WHAT TO WORK ON:
Repeat each entry in full, exactly.

[begin ROWS]

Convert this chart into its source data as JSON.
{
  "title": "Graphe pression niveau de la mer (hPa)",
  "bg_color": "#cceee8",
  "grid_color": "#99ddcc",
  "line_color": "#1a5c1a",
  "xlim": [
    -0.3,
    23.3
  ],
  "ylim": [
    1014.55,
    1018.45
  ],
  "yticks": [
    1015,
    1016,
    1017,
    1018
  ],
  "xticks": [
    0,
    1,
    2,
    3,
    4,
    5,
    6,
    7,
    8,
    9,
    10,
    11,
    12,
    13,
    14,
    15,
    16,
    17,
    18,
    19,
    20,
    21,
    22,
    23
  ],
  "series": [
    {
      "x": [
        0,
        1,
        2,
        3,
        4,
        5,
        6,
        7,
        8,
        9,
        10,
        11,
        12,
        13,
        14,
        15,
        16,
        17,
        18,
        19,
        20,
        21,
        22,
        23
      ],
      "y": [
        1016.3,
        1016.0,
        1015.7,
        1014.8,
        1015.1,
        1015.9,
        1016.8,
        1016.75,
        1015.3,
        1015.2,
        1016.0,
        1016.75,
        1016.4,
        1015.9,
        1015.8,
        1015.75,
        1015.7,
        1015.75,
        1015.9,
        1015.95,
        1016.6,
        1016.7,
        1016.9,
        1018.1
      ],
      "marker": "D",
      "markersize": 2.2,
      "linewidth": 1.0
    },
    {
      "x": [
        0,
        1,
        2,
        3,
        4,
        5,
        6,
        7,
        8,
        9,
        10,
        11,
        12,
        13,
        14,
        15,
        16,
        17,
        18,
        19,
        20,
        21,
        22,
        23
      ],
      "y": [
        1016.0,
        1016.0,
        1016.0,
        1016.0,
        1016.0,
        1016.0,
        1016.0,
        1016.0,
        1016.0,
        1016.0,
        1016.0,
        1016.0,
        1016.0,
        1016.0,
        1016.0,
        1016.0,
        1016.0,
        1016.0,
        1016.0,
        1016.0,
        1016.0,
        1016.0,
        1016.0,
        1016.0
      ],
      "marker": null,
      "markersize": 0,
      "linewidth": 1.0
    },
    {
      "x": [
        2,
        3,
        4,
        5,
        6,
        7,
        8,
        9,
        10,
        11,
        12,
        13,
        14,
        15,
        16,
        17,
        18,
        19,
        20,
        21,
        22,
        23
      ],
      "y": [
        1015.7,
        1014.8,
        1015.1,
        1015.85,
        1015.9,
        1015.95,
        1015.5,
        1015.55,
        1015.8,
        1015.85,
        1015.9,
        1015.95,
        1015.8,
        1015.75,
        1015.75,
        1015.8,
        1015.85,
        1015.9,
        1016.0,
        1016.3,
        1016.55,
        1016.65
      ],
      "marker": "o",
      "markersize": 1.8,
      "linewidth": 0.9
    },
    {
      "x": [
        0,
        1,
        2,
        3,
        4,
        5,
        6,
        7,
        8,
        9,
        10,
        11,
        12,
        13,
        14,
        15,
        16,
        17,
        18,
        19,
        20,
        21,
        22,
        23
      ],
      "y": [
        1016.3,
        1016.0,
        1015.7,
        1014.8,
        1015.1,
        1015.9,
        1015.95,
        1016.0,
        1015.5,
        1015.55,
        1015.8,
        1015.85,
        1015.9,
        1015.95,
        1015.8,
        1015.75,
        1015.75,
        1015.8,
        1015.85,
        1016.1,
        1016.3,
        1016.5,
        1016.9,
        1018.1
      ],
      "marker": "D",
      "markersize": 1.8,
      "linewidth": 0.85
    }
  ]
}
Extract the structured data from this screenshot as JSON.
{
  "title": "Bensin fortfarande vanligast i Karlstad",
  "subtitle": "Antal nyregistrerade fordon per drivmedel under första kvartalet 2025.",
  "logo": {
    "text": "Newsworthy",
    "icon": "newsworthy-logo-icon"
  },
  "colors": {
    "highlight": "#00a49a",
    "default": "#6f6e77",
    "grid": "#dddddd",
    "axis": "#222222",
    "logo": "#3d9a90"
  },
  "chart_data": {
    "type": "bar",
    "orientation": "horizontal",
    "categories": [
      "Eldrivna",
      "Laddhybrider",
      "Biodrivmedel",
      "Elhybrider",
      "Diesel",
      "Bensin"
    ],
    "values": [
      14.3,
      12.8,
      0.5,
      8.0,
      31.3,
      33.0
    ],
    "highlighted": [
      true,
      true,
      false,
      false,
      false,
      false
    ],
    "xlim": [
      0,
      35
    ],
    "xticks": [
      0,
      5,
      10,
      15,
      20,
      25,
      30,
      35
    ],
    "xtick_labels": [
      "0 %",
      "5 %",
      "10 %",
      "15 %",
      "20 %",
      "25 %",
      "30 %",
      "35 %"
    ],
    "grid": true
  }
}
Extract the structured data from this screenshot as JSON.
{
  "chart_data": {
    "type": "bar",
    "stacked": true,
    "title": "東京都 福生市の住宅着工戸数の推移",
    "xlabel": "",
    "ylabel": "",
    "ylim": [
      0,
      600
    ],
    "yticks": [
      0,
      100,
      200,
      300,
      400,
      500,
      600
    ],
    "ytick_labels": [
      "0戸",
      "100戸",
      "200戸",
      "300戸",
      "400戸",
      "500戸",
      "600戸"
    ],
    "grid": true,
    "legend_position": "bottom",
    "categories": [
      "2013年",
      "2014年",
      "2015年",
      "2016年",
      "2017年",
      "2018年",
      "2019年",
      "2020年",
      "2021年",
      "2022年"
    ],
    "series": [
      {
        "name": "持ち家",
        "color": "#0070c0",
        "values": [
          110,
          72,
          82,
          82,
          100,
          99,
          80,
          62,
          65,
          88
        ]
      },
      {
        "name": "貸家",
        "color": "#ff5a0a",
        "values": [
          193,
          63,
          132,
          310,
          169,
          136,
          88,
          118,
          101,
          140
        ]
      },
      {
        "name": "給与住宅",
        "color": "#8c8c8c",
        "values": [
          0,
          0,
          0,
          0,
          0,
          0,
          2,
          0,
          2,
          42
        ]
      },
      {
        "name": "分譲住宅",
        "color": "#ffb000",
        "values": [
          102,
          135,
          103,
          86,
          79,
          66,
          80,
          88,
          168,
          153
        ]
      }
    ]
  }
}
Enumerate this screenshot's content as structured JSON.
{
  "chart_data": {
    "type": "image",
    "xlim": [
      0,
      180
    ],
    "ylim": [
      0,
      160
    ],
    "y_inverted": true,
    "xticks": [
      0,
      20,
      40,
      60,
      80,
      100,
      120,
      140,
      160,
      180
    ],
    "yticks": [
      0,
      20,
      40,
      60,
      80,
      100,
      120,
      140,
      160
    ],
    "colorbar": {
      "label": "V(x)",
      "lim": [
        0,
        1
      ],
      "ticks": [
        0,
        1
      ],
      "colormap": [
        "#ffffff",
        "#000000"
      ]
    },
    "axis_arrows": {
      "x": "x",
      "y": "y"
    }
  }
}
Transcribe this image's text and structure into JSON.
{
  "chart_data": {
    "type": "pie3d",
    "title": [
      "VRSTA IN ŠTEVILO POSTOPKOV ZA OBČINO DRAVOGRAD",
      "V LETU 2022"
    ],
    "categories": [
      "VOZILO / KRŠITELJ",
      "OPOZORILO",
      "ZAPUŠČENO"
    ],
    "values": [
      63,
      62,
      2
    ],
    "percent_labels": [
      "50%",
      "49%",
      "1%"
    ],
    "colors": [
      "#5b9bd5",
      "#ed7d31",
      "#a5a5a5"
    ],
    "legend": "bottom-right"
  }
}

[end ROWS]

RESULT FOR THIS EXERCISE:
Convert this chart into its source data as JSON.
{
  "title": "Graphe pression niveau de la mer (hPa)",
  "bg_color": "#cceee8",
  "grid_color": "#99ddcc",
  "line_color": "#1a5c1a",
  "xlim": [
    -0.3,
    23.3
  ],
  "ylim": [
    1014.55,
    1018.45
  ],
  "yticks": [
    1015,
    1016,
    1017,
    1018
  ],
  "xticks": [
    0,
    1,
    2,
    3,
    4,
    5,
    6,
    7,
    8,
    9,
    10,
    11,
    12,
    13,
    14,
    15,
    16,
    17,
    18,
    19,
    20,
    21,
    22,
    23
  ],
  "series": [
    {
      "x": [
        0,
        1,
        2,
        3,
        4,
        5,
        6,
        7,
        8,
        9,
        10,
        11,
        12,
        13,
        14,
        15,
        16,
        17,
        18,
        19,
        20,
        21,
        22,
        23
      ],
      "y": [
        1016.3,
        1016.0,
        1015.7,
        1014.8,
        1015.1,
        1015.9,
        1016.8,
        1016.75,
        1015.3,
        1015.2,
        1016.0,
        1016.75,
        1016.4,
        1015.9,
        1015.8,
        1015.75,
        1015.7,
        1015.75,
        1015.9,
        1015.95,
        1016.6,
        1016.7,
        1016.9,
        1018.1
      ],
      "marker": "D",
      "markersize": 2.2,
      "linewidth": 1.0
    },
    {
      "x": [
        0,
        1,
        2,
        3,
        4,
        5,
        6,
        7,
        8,
        9,
        10,
        11,
        12,
        13,
        14,
        15,
        16,
        17,
        18,
        19,
        20,
        21,
        22,
        23
      ],
      "y": [
        1016.0,
        1016.0,
        1016.0,
        1016.0,
        1016.0,
        1016.0,
        1016.0,
        1016.0,
        1016.0,
        1016.0,
        1016.0,
        1016.0,
        1016.0,
        1016.0,
        1016.0,
        1016.0,
        1016.0,
        1016.0,
        1016.0,
        1016.0,
        1016.0,
        1016.0,
        1016.0,
        1016.0
      ],
      "marker": null,
      "markersize": 0,
      "linewidth": 1.0
    },
    {
      "x": [
        2,
        3,
        4,
        5,
        6,
        7,
        8,
        9,
        10,
        11,
        12,
        13,
        14,
        15,
        16,
        17,
        18,
        19,
        20,
        21,
        22,
        23
      ],
      "y": [
        1015.7,
        1014.8,
        1015.1,
        1015.85,
        1015.9,
        1015.95,
        1015.5,
        1015.55,
        1015.8,
        1015.85,
        1015.9,
        1015.95,
        1015.8,
        1015.75,
        1015.75,
        1015.8,
        1015.85,
        1015.9,
        1016.0,
        1016.3,
        1016.55,
        1016.65
      ],
      "marker": "o",
      "markersize": 1.8,
      "linewidth": 0.9
    },
    {
      "x": [
        0,
        1,
        2,
        3,
        4,
        5,
        6,
        7,
        8,
        9,
        10,
        11,
        12,
        13,
        14,
        15,
        16,
        17,
        18,
        19,
        20,
        21,
        22,
        23
      ],
      "y": [
        1016.3,
        1016.0,
        1015.7,
        1014.8,
        1015.1,
        1015.9,
        1015.95,
        1016.0,
        1015.5,
        1015.55,
        1015.8,
        1015.85,
        1015.9,
        1015.95,
        1015.8,
        1015.75,
        1015.75,
        1015.8,
        1015.85,
        1016.1,
        1016.3,
        1016.5,
        1016.9,
        1018.1
      ],
      "marker": "D",
      "markersize": 1.8,
      "linewidth": 0.85
    }
  ]
}
Extract the structured data from this screenshot as JSON.
{
  "title": "Bensin fortfarande vanligast i Karlstad",
  "subtitle": "Antal nyregistrerade fordon per drivmedel under första kvartalet 2025.",
  "logo": {
    "text": "Newsworthy",
    "icon": "newsworthy-logo-icon"
  },
  "colors": {
    "highlight": "#00a49a",
    "default": "#6f6e77",
    "grid": "#dddddd",
    "axis": "#222222",
    "logo": "#3d9a90"
  },
  "chart_data": {
    "type": "bar",
    "orientation": "horizontal",
    "categories": [
      "Eldrivna",
      "Laddhybrider",
      "Biodrivmedel",
      "Elhybrider",
      "Diesel",
      "Bensin"
    ],
    "values": [
      14.3,
      12.8,
      0.5,
      8.0,
      31.3,
      33.0
    ],
    "highlighted": [
      true,
      true,
      false,
      false,
      false,
      false
    ],
    "xlim": [
      0,
      35
    ],
    "xticks": [
      0,
      5,
      10,
      15,
      20,
      25,
      30,
      35
    ],
    "xtick_labels": [
      "0 %",
      "5 %",
      "10 %",
      "15 %",
      "20 %",
      "25 %",
      "30 %",
      "35 %"
    ],
    "grid": true
  }
}
Extract the structured data from this screenshot as JSON.
{
  "chart_data": {
    "type": "bar",
    "stacked": true,
    "title": "東京都 福生市の住宅着工戸数の推移",
    "xlabel": "",
    "ylabel": "",
    "ylim": [
      0,
      600
    ],
    "yticks": [
      0,
      100,
      200,
      300,
      400,
      500,
      600
    ],
    "ytick_labels": [
      "0戸",
      "100戸",
      "200戸",
      "300戸",
      "400戸",
      "500戸",
      "600戸"
    ],
    "grid": true,
    "legend_position": "bottom",
    "categories": [
      "2013年",
      "2014年",
      "2015年",
      "2016年",
      "2017年",
      "2018年",
      "2019年",
      "2020年",
      "2021年",
      "2022年"
    ],
    "series": [
      {
        "name": "持ち家",
        "color": "#0070c0",
        "values": [
          110,
          72,
          82,
          82,
          100,
          99,
          80,
          62,
          65,
          88
        ]
      },
      {
        "name": "貸家",
        "color": "#ff5a0a",
        "values": [
          193,
          63,
          132,
          310,
          169,
          136,
          88,
          118,
          101,
          140
        ]
      },
      {
        "name": "給与住宅",
        "color": "#8c8c8c",
        "values": [
          0,
          0,
          0,
          0,
          0,
          0,
          2,
          0,
          2,
          42
        ]
      },
      {
        "name": "分譲住宅",
        "color": "#ffb000",
        "values": [
          102,
          135,
          103,
          86,
          79,
          66,
          80,
          88,
          168,
          153
        ]
      }
    ]
  }
}
Enumerate this screenshot's content as structured JSON.
{
  "chart_data": {
    "type": "image",
    "xlim": [
      0,
      180
    ],
    "ylim": [
      0,
      160
    ],
    "y_inverted": true,
    "xticks": [
      0,
      20,
      40,
      60,
      80,
      100,
      120,
      140,
      160,
      180
    ],
    "yticks": [
      0,
      20,
      40,
      60,
      80,
      100,
      120,
      140,
      160
    ],
    "colorbar": {
      "label": "V(x)",
      "lim": [
        0,
        1
      ],
      "ticks": [
        0,
        1
      ],
      "colormap": [
        "#ffffff",
        "#000000"
      ]
    },
    "axis_arrows": {
      "x": "x",
      "y": "y"
    }
  }
}
Transcribe this image's text and structure into JSON.
{
  "chart_data": {
    "type": "pie3d",
    "title": [
      "VRSTA IN ŠTEVILO POSTOPKOV ZA OBČINO DRAVOGRAD",
      "V LETU 2022"
    ],
    "categories": [
      "VOZILO / KRŠITELJ",
      "OPOZORILO",
      "ZAPUŠČENO"
    ],
    "values": [
      63,
      62,
      2
    ],
    "percent_labels": [
      "50%",
      "49%",
      "1%"
    ],
    "colors": [
      "#5b9bd5",
      "#ed7d31",
      "#a5a5a5"
    ],
    "legend": "bottom-right"
  }
}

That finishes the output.